[INSTRUCTION]
Find all lines in the records that include the word "value", and copy them out.

____________________

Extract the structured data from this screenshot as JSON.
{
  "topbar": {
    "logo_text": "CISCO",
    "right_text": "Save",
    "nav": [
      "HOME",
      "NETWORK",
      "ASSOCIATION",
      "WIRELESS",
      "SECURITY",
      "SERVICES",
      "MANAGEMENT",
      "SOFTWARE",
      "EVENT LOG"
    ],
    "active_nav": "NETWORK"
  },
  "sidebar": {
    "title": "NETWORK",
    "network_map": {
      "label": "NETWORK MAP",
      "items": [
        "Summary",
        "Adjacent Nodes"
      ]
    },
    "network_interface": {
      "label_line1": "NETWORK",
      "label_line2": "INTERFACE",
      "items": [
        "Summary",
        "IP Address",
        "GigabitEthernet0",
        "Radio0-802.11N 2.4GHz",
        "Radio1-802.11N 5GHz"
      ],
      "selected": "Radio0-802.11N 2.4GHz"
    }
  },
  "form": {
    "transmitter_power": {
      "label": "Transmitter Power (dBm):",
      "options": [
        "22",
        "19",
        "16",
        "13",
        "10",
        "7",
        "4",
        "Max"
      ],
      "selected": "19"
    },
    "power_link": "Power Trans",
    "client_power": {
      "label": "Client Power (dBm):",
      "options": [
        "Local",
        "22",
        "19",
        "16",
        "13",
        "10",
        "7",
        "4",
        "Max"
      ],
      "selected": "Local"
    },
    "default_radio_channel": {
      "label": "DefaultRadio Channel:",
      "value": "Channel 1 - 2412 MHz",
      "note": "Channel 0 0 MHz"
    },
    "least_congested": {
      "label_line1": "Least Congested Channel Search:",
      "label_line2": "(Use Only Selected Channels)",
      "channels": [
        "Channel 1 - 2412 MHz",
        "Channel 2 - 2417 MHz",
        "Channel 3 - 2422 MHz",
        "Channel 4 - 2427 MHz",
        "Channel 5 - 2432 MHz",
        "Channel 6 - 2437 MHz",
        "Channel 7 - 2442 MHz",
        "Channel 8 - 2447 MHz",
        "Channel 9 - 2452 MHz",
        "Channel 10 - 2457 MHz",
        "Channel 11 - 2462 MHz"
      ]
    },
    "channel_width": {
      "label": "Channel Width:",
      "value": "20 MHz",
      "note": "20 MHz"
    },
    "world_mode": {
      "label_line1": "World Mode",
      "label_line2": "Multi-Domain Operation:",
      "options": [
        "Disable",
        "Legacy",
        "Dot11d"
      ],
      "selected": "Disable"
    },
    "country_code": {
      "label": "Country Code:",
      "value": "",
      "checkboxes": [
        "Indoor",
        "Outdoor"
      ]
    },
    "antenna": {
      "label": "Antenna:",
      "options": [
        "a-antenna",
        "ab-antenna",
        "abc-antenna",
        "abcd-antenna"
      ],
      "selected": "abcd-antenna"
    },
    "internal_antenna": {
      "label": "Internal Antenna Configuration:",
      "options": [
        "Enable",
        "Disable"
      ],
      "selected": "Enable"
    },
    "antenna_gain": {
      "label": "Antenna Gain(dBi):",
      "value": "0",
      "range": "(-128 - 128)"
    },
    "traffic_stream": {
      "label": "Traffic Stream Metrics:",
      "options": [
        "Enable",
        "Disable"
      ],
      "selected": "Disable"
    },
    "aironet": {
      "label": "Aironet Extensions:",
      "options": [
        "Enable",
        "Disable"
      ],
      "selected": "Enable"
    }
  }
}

____________________

[RESULT BELOW]
      "value": "Channel 1 - 2412 MHz",
      "value": "20 MHz",
      "value": "",
      "value": "0",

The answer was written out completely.